EXERCISE
Would you extract the whole listing below and retype it exactly?

[Dataset records]
=======

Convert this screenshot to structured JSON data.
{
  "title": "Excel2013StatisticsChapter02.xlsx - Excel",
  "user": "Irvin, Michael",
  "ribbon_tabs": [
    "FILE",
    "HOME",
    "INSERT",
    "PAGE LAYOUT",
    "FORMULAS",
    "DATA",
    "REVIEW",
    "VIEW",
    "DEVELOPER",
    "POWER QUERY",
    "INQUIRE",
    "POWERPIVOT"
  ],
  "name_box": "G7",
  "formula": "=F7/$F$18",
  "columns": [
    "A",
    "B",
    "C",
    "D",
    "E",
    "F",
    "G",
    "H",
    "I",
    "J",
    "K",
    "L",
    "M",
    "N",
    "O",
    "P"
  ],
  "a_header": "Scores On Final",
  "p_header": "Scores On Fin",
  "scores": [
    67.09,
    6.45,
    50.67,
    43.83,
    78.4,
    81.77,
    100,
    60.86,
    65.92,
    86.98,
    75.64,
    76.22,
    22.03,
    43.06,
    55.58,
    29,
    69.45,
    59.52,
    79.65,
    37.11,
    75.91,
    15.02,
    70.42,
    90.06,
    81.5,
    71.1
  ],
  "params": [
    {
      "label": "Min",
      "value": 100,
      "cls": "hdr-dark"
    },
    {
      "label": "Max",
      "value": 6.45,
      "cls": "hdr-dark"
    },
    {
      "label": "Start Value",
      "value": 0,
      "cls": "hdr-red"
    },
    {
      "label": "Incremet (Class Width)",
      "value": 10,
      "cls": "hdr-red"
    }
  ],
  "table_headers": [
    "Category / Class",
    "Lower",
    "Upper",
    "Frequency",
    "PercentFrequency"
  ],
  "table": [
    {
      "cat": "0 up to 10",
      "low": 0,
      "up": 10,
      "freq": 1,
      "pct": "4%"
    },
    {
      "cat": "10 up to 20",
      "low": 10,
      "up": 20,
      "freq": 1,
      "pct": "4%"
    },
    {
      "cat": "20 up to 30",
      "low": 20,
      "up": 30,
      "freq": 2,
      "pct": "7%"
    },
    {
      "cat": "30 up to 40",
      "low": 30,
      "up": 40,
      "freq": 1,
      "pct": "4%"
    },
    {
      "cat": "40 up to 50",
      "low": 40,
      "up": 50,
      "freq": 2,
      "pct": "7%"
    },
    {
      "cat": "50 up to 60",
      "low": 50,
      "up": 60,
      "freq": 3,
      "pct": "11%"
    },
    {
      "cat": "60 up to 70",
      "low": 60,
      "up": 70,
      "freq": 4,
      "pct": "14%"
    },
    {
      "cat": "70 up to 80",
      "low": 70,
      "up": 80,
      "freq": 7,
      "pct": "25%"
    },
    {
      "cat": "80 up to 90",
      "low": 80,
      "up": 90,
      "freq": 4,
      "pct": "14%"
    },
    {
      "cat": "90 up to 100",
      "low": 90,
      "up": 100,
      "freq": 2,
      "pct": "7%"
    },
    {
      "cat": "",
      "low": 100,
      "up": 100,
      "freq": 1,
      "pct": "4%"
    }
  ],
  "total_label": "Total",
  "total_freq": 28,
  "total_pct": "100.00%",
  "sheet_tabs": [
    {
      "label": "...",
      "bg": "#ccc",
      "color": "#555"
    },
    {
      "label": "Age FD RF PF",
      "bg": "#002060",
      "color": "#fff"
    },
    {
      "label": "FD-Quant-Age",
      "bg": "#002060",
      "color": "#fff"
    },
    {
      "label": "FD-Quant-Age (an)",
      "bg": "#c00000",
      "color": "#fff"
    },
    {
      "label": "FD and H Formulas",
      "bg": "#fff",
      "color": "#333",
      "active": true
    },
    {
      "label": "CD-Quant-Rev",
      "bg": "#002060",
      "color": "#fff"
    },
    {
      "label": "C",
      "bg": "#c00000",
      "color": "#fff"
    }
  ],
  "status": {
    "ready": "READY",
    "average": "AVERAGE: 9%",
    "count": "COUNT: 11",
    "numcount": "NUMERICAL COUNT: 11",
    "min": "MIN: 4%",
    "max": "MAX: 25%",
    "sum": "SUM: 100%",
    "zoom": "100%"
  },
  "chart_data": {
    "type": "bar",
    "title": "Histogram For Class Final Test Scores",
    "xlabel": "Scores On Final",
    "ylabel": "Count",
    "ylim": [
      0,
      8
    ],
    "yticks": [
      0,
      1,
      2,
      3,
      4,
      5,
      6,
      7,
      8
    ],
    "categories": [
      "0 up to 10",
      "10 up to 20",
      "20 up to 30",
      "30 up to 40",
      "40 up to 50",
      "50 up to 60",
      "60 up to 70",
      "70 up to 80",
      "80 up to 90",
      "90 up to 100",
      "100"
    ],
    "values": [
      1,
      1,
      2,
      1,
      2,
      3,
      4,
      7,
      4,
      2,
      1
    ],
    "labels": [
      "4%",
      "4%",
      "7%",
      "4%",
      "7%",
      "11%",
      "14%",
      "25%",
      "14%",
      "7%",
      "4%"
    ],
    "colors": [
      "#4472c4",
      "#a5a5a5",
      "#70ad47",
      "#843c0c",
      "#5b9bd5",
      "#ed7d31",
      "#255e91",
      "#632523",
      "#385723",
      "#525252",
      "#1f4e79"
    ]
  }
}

=======

THE RESPONSE
Convert this screenshot to structured JSON data.
{
  "title": "Excel2013StatisticsChapter02.xlsx - Excel",
  "user": "Irvin, Michael",
  "ribbon_tabs": [
    "FILE",
    "HOME",
    "INSERT",
    "PAGE LAYOUT",
    "FORMULAS",
    "DATA",
    "REVIEW",
    "VIEW",
    "DEVELOPER",
    "POWER QUERY",
    "INQUIRE",
    "POWERPIVOT"
  ],
  "name_box": "G7",
  "formula": "=F7/$F$18",
  "columns": [
    "A",
    "B",
    "C",
    "D",
    "E",
    "F",
    "G",
    "H",
    "I",
    "J",
    "K",
    "L",
    "M",
    "N",
    "O",
    "P"
  ],
  "a_header": "Scores On Final",
  "p_header": "Scores On Fin",
  "scores": [
    67.09,
    6.45,
    50.67,
    43.83,
    78.4,
    81.77,
    100,
    60.86,
    65.92,
    86.98,
    75.64,
    76.22,
    22.03,
    43.06,
    55.58,
    29,
    69.45,
    59.52,
    79.65,
    37.11,
    75.91,
    15.02,
    70.42,
    90.06,
    81.5,
    71.1
  ],
  "params": [
    {
      "label": "Min",
      "value": 100,
      "cls": "hdr-dark"
    },
    {
      "label": "Max",
      "value": 6.45,
      "cls": "hdr-dark"
    },
    {
      "label": "Start Value",
      "value": 0,
      "cls": "hdr-red"
    },
    {
      "label": "Incremet (Class Width)",
      "value": 10,
      "cls": "hdr-red"
    }
  ],
  "table_headers": [
    "Category / Class",
    "Lower",
    "Upper",
    "Frequency",
    "PercentFrequency"
  ],
  "table": [
    {
      "cat": "0 up to 10",
      "low": 0,
      "up": 10,
      "freq": 1,
      "pct": "4%"
    },
    {
      "cat": "10 up to 20",
      "low": 10,
      "up": 20,
      "freq": 1,
      "pct": "4%"
    },
    {
      "cat": "20 up to 30",
      "low": 20,
      "up": 30,
      "freq": 2,
      "pct": "7%"
    },
    {
      "cat": "30 up to 40",
      "low": 30,
      "up": 40,
      "freq": 1,
      "pct": "4%"
    },
    {
      "cat": "40 up to 50",
      "low": 40,
      "up": 50,
      "freq": 2,
      "pct": "7%"
    },
    {
      "cat": "50 up to 60",
      "low": 50,
      "up": 60,
      "freq": 3,
      "pct": "11%"
    },
    {
      "cat": "60 up to 70",
      "low": 60,
      "up": 70,
      "freq": 4,
      "pct": "14%"
    },
    {
      "cat": "70 up to 80",
      "low": 70,
      "up": 80,
      "freq": 7,
      "pct": "25%"
    },
    {
      "cat": "80 up to 90",
      "low": 80,
      "up": 90,
      "freq": 4,
      "pct": "14%"
    },
    {
      "cat": "90 up to 100",
      "low": 90,
      "up": 100,
      "freq": 2,
      "pct": "7%"
    },
    {
      "cat": "",
      "low": 100,
      "up": 100,
      "freq": 1,
      "pct": "4%"
    }
  ],
  "total_label": "Total",
  "total_freq": 28,
  "total_pct": "100.00%",
  "sheet_tabs": [
    {
      "label": "...",
      "bg": "#ccc",
      "color": "#555"
    },
    {
      "label": "Age FD RF PF",
      "bg": "#002060",
      "color": "#fff"
    },
    {
      "label": "FD-Quant-Age",
      "bg": "#002060",
      "color": "#fff"
    },
    {
      "label": "FD-Quant-Age (an)",
      "bg": "#c00000",
      "color": "#fff"
    },
    {
      "label": "FD and H Formulas",
      "bg": "#fff",
      "color": "#333",
      "active": true
    },
    {
      "label": "CD-Quant-Rev",
      "bg": "#002060",
      "color": "#fff"
    },
    {
      "label": "C",
      "bg": "#c00000",
      "color": "#fff"
    }
  ],
  "status": {
    "ready": "READY",
    "average": "AVERAGE: 9%",
    "count": "COUNT: 11",
    "numcount": "NUMERICAL COUNT: 11",
    "min": "MIN: 4%",
    "max": "MAX: 25%",
    "sum": "SUM: 100%",
    "zoom": "100%"
  },
  "chart_data": {
    "type": "bar",
    "title": "Histogram For Class Final Test Scores",
    "xlabel": "Scores On Final",
    "ylabel": "Count",
    "ylim": [
      0,
      8
    ],
    "yticks": [
      0,
      1,
      2,
      3,
      4,
      5,
      6,
      7,
      8
    ],
    "categories": [
      "0 up to 10",
      "10 up to 20",
      "20 up to 30",
      "30 up to 40",
      "40 up to 50",
      "50 up to 60",
      "60 up to 70",
      "70 up to 80",
      "80 up to 90",
      "90 up to 100",
      "100"
    ],
    "values": [
      1,
      1,
      2,
      1,
      2,
      3,
      4,
      7,
      4,
      2,
      1
    ],
    "labels": [
      "4%",
      "4%",
      "7%",
      "4%",
      "7%",
      "11%",
      "14%",
      "25%",
      "14%",
      "7%",
      "4%"
    ],
    "colors": [
      "#4472c4",
      "#a5a5a5",
      "#70ad47",
      "#843c0c",
      "#5b9bd5",
      "#ed7d31",
      "#255e91",
      "#632523",
      "#385723",
      "#525252",
      "#1f4e79"
    ]
  }
}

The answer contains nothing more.